Count the lines in the records below that contain the word "的函数解析式", and reply with only that number.

[START ENTRIES SUPPLIED]

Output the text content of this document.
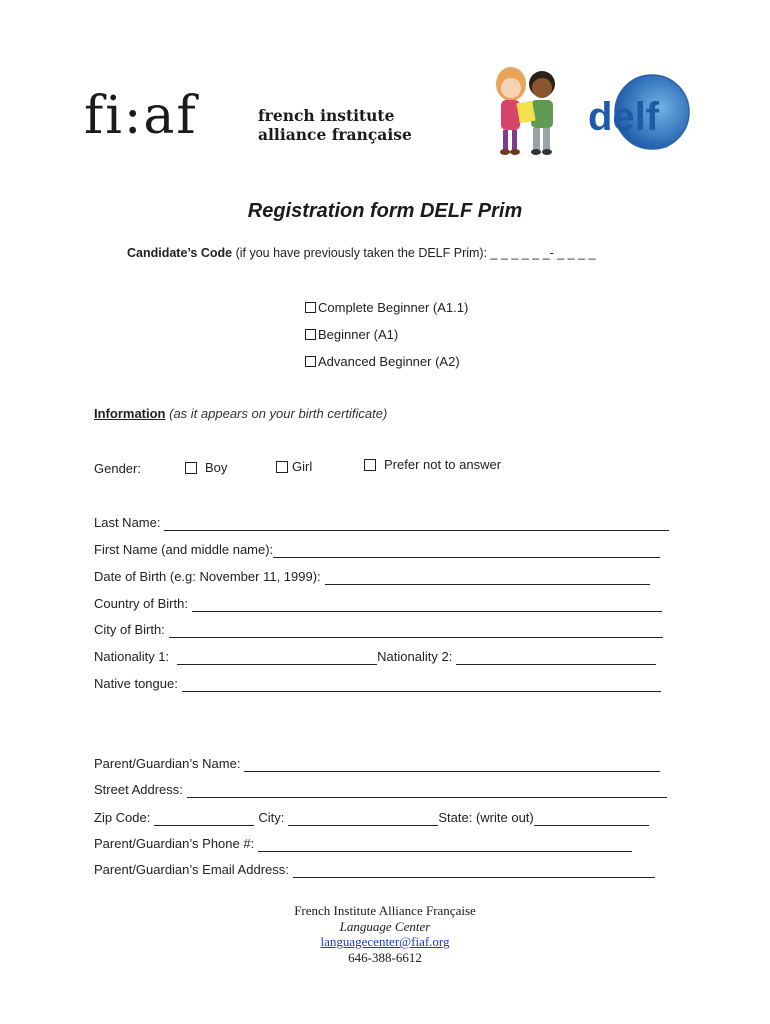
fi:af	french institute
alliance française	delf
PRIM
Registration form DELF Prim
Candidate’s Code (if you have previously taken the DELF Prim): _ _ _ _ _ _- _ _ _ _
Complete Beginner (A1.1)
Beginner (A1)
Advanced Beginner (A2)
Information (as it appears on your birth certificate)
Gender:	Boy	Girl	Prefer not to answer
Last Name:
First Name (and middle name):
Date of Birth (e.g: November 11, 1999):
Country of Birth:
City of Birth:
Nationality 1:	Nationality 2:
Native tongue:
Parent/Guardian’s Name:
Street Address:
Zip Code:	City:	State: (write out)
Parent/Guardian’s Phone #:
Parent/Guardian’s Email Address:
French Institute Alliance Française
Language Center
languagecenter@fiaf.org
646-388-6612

[END ENTRIES SUPPLIED]
[START ENTRIES SUPPLIED]

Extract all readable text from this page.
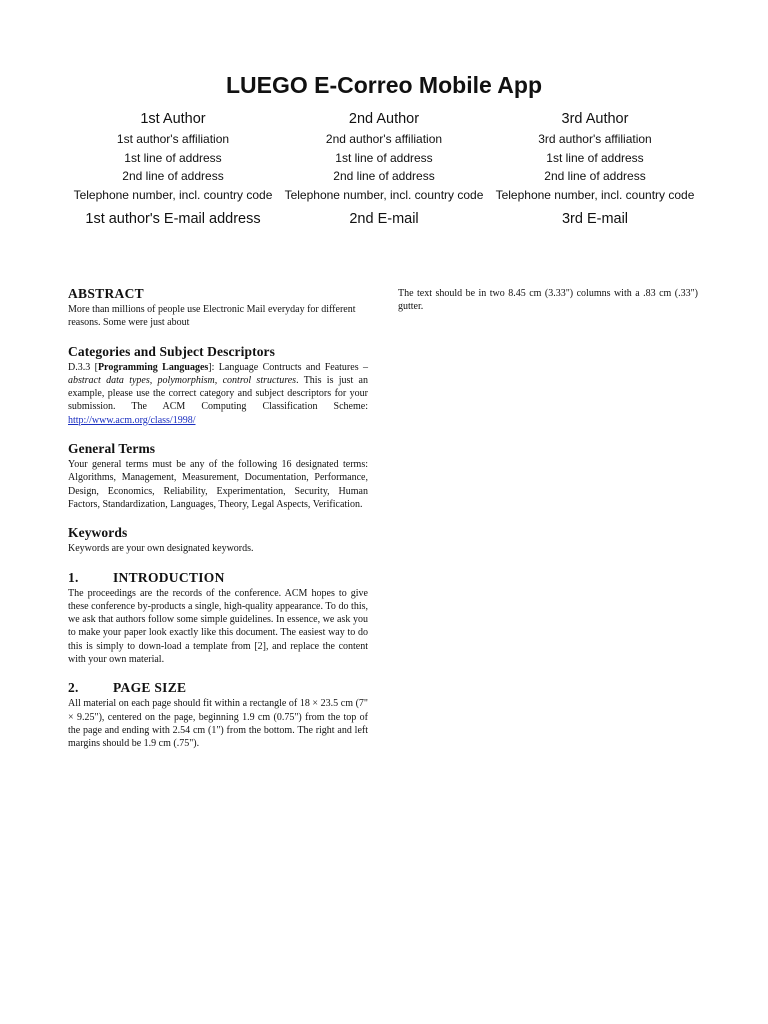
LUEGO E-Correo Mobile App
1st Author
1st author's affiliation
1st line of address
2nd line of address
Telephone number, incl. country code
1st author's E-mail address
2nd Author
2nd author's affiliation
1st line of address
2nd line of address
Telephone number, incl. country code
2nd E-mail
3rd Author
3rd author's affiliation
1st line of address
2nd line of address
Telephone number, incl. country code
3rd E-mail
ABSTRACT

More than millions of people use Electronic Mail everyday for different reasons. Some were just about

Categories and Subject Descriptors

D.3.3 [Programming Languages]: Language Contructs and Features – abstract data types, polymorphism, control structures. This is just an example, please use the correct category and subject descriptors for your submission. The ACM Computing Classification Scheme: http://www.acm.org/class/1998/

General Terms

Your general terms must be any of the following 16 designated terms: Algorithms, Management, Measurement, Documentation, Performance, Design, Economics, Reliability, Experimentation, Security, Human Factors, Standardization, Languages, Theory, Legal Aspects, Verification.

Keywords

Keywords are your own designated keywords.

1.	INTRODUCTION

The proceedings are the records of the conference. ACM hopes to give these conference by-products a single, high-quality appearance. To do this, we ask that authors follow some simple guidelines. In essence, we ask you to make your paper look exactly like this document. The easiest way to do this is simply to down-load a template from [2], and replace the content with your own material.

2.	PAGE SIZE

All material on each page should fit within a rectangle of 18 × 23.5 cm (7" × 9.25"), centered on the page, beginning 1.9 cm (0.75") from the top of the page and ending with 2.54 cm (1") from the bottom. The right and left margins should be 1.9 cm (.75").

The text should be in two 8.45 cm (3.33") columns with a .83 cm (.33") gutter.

[END ENTRIES SUPPLIED]
[START ENTRIES SUPPLIED]

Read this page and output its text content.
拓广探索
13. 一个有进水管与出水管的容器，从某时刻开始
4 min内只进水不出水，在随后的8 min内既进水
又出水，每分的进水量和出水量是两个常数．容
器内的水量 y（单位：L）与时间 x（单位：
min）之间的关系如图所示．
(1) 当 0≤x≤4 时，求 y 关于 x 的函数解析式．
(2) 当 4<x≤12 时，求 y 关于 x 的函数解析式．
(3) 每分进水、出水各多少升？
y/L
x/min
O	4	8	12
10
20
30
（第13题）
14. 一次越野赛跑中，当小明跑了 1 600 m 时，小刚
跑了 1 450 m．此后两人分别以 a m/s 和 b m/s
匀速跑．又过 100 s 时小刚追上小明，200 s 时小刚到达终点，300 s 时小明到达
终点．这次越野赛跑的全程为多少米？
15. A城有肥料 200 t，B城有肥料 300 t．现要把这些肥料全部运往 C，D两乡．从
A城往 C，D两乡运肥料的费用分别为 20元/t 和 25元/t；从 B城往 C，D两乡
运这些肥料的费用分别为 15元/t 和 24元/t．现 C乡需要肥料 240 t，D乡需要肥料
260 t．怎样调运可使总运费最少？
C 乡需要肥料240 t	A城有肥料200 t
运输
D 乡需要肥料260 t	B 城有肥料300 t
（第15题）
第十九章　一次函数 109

[END ENTRIES SUPPLIED]

REPLY — 2